- TASK -
Below are some records; retype all of them exactly.

===== EXERCISE MATERIALS =====

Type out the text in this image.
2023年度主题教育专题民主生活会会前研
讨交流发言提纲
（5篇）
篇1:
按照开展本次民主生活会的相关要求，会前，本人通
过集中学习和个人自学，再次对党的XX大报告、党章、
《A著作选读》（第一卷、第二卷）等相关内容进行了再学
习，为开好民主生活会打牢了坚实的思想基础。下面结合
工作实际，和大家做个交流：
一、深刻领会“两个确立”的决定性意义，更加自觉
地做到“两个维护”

=====

- SOLUTION TO THE EXERCISE -
Type out the text in this image.
2023年度主题教育专题民主生活会会前研
讨交流发言提纲
（5篇）
篇1:
按照开展本次民主生活会的相关要求，会前，本人通
过集中学习和个人自学，再次对党的XX大报告、党章、
《A著作选读》（第一卷、第二卷）等相关内容进行了再学
习，为开好民主生活会打牢了坚实的思想基础。下面结合
工作实际，和大家做个交流：
一、深刻领会“两个确立”的决定性意义，更加自觉
地做到“两个维护”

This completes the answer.